**What you will do**
All records are to be retyped faithfully and completely.

====== Task material

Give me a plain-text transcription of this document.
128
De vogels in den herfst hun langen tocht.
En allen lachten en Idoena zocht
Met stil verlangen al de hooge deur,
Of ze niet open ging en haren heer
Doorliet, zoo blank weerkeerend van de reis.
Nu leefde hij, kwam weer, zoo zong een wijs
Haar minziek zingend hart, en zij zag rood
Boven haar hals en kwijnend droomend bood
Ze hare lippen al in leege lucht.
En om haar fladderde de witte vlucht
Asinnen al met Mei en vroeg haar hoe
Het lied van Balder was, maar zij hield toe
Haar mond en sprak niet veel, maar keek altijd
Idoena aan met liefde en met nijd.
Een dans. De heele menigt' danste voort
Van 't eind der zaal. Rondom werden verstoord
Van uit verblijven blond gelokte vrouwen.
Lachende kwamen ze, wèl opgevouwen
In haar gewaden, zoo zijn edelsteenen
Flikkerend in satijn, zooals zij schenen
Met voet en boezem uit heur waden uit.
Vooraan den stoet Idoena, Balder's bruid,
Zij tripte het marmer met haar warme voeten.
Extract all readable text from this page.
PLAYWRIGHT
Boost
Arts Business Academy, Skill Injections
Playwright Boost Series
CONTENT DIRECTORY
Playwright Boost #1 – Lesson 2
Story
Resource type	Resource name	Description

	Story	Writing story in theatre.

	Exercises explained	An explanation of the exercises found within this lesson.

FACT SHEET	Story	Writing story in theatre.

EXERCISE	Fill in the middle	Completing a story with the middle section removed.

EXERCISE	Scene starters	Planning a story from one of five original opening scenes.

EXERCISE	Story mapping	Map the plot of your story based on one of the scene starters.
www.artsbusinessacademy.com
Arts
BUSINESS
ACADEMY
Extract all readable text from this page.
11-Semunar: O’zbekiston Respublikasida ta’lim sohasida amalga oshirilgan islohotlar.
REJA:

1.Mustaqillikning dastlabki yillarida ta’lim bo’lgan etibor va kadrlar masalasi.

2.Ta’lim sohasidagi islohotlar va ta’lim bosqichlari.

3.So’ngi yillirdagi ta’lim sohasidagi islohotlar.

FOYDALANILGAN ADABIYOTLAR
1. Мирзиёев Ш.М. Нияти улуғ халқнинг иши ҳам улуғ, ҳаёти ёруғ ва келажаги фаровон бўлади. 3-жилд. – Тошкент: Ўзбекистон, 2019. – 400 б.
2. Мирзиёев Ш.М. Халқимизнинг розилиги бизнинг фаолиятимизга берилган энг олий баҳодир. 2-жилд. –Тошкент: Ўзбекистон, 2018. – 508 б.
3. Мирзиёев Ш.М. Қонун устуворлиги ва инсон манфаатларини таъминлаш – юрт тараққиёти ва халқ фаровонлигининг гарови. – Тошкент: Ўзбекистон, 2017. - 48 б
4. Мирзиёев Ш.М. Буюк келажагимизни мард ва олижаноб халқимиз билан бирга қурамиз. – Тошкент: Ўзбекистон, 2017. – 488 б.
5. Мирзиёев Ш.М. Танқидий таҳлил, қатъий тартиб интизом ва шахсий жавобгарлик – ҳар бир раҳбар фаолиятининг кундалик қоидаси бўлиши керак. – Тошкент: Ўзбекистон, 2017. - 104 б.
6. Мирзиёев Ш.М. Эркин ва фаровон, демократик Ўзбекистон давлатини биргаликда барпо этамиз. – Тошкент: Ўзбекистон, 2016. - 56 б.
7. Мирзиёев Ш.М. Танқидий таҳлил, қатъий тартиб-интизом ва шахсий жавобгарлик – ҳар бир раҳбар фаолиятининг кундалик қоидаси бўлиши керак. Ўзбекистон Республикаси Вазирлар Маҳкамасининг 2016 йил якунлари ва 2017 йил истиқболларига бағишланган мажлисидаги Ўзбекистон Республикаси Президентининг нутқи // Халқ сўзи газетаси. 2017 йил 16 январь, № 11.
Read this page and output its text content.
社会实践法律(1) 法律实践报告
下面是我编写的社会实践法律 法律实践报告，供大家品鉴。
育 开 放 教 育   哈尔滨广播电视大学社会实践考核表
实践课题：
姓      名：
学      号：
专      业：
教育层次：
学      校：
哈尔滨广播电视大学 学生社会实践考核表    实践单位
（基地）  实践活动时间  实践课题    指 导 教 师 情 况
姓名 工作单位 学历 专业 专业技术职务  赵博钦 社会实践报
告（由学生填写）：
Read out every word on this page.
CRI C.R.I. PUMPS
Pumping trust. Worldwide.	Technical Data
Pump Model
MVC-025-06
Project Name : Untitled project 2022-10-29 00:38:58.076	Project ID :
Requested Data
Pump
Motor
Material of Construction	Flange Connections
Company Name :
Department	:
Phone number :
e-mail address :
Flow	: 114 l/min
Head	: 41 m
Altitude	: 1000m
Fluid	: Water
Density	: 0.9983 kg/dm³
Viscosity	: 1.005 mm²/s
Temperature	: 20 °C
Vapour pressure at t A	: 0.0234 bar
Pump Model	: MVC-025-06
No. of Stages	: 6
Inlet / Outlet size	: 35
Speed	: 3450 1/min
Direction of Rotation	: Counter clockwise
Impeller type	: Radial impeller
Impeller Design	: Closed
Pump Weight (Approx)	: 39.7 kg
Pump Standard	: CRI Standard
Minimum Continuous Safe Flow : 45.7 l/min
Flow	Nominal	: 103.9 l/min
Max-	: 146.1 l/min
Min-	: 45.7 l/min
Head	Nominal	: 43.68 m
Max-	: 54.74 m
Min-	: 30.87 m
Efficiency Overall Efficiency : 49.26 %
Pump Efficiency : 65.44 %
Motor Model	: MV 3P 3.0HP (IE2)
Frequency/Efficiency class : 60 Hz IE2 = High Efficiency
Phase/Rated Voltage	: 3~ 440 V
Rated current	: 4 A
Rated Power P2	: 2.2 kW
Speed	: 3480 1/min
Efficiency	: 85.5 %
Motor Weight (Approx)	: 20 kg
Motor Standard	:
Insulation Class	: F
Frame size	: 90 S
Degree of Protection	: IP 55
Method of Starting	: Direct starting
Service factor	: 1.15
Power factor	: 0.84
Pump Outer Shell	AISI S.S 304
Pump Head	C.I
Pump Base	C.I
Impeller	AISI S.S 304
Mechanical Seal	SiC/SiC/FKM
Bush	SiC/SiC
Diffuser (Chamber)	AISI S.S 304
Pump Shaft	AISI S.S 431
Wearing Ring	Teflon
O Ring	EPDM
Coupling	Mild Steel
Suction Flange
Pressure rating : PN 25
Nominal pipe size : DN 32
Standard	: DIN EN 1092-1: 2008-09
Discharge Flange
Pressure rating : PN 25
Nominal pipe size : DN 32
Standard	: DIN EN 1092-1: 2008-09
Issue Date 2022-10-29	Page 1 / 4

============

**Final answer**
Give me a plain-text transcription of this document.
128
De vogels in den herfst hun langen tocht.
En allen lachten en Idoena zocht
Met stil verlangen al de hooge deur,
Of ze niet open ging en haren heer
Doorliet, zoo blank weerkeerend van de reis.
Nu leefde hij, kwam weer, zoo zong een wijs
Haar minziek zingend hart, en zij zag rood
Boven haar hals en kwijnend droomend bood
Ze hare lippen al in leege lucht.
En om haar fladderde de witte vlucht
Asinnen al met Mei en vroeg haar hoe
Het lied van Balder was, maar zij hield toe
Haar mond en sprak niet veel, maar keek altijd
Idoena aan met liefde en met nijd.
Een dans. De heele menigt' danste voort
Van 't eind der zaal. Rondom werden verstoord
Van uit verblijven blond gelokte vrouwen.
Lachende kwamen ze, wèl opgevouwen
In haar gewaden, zoo zijn edelsteenen
Flikkerend in satijn, zooals zij schenen
Met voet en boezem uit heur waden uit.
Vooraan den stoet Idoena, Balder's bruid,
Zij tripte het marmer met haar warme voeten.
Extract all readable text from this page.
PLAYWRIGHT
Boost
Arts Business Academy, Skill Injections
Playwright Boost Series
CONTENT DIRECTORY
Playwright Boost #1 – Lesson 2
Story
Resource type	Resource name	Description

	Story	Writing story in theatre.

	Exercises explained	An explanation of the exercises found within this lesson.

FACT SHEET	Story	Writing story in theatre.

EXERCISE	Fill in the middle	Completing a story with the middle section removed.

EXERCISE	Scene starters	Planning a story from one of five original opening scenes.

EXERCISE	Story mapping	Map the plot of your story based on one of the scene starters.
www.artsbusinessacademy.com
Arts
BUSINESS
ACADEMY
Extract all readable text from this page.
11-Semunar: O’zbekiston Respublikasida ta’lim sohasida amalga oshirilgan islohotlar.
REJA:

1.Mustaqillikning dastlabki yillarida ta’lim bo’lgan etibor va kadrlar masalasi.

2.Ta’lim sohasidagi islohotlar va ta’lim bosqichlari.

3.So’ngi yillirdagi ta’lim sohasidagi islohotlar.

FOYDALANILGAN ADABIYOTLAR
1. Мирзиёев Ш.М. Нияти улуғ халқнинг иши ҳам улуғ, ҳаёти ёруғ ва келажаги фаровон бўлади. 3-жилд. – Тошкент: Ўзбекистон, 2019. – 400 б.
2. Мирзиёев Ш.М. Халқимизнинг розилиги бизнинг фаолиятимизга берилган энг олий баҳодир. 2-жилд. –Тошкент: Ўзбекистон, 2018. – 508 б.
3. Мирзиёев Ш.М. Қонун устуворлиги ва инсон манфаатларини таъминлаш – юрт тараққиёти ва халқ фаровонлигининг гарови. – Тошкент: Ўзбекистон, 2017. - 48 б
4. Мирзиёев Ш.М. Буюк келажагимизни мард ва олижаноб халқимиз билан бирга қурамиз. – Тошкент: Ўзбекистон, 2017. – 488 б.
5. Мирзиёев Ш.М. Танқидий таҳлил, қатъий тартиб интизом ва шахсий жавобгарлик – ҳар бир раҳбар фаолиятининг кундалик қоидаси бўлиши керак. – Тошкент: Ўзбекистон, 2017. - 104 б.
6. Мирзиёев Ш.М. Эркин ва фаровон, демократик Ўзбекистон давлатини биргаликда барпо этамиз. – Тошкент: Ўзбекистон, 2016. - 56 б.
7. Мирзиёев Ш.М. Танқидий таҳлил, қатъий тартиб-интизом ва шахсий жавобгарлик – ҳар бир раҳбар фаолиятининг кундалик қоидаси бўлиши керак. Ўзбекистон Республикаси Вазирлар Маҳкамасининг 2016 йил якунлари ва 2017 йил истиқболларига бағишланган мажлисидаги Ўзбекистон Республикаси Президентининг нутқи // Халқ сўзи газетаси. 2017 йил 16 январь, № 11.
Read this page and output its text content.
社会实践法律(1) 法律实践报告
下面是我编写的社会实践法律 法律实践报告，供大家品鉴。
育 开 放 教 育   哈尔滨广播电视大学社会实践考核表
实践课题：
姓      名：
学      号：
专      业：
教育层次：
学      校：
哈尔滨广播电视大学 学生社会实践考核表    实践单位
（基地）  实践活动时间  实践课题    指 导 教 师 情 况
姓名 工作单位 学历 专业 专业技术职务  赵博钦 社会实践报
告（由学生填写）：
Read out every word on this page.
CRI C.R.I. PUMPS
Pumping trust. Worldwide.	Technical Data
Pump Model
MVC-025-06
Project Name : Untitled project 2022-10-29 00:38:58.076	Project ID :
Requested Data
Pump
Motor
Material of Construction	Flange Connections
Company Name :
Department	:
Phone number :
e-mail address :
Flow	: 114 l/min
Head	: 41 m
Altitude	: 1000m
Fluid	: Water
Density	: 0.9983 kg/dm³
Viscosity	: 1.005 mm²/s
Temperature	: 20 °C
Vapour pressure at t A	: 0.0234 bar
Pump Model	: MVC-025-06
No. of Stages	: 6
Inlet / Outlet size	: 35
Speed	: 3450 1/min
Direction of Rotation	: Counter clockwise
Impeller type	: Radial impeller
Impeller Design	: Closed
Pump Weight (Approx)	: 39.7 kg
Pump Standard	: CRI Standard
Minimum Continuous Safe Flow : 45.7 l/min
Flow	Nominal	: 103.9 l/min
Max-	: 146.1 l/min
Min-	: 45.7 l/min
Head	Nominal	: 43.68 m
Max-	: 54.74 m
Min-	: 30.87 m
Efficiency Overall Efficiency : 49.26 %
Pump Efficiency : 65.44 %
Motor Model	: MV 3P 3.0HP (IE2)
Frequency/Efficiency class : 60 Hz IE2 = High Efficiency
Phase/Rated Voltage	: 3~ 440 V
Rated current	: 4 A
Rated Power P2	: 2.2 kW
Speed	: 3480 1/min
Efficiency	: 85.5 %
Motor Weight (Approx)	: 20 kg
Motor Standard	:
Insulation Class	: F
Frame size	: 90 S
Degree of Protection	: IP 55
Method of Starting	: Direct starting
Service factor	: 1.15
Power factor	: 0.84
Pump Outer Shell	AISI S.S 304
Pump Head	C.I
Pump Base	C.I
Impeller	AISI S.S 304
Mechanical Seal	SiC/SiC/FKM
Bush	SiC/SiC
Diffuser (Chamber)	AISI S.S 304
Pump Shaft	AISI S.S 431
Wearing Ring	Teflon
O Ring	EPDM
Coupling	Mild Steel
Suction Flange
Pressure rating : PN 25
Nominal pipe size : DN 32
Standard	: DIN EN 1092-1: 2008-09
Discharge Flange
Pressure rating : PN 25
Nominal pipe size : DN 32
Standard	: DIN EN 1092-1: 2008-09
Issue Date 2022-10-29	Page 1 / 4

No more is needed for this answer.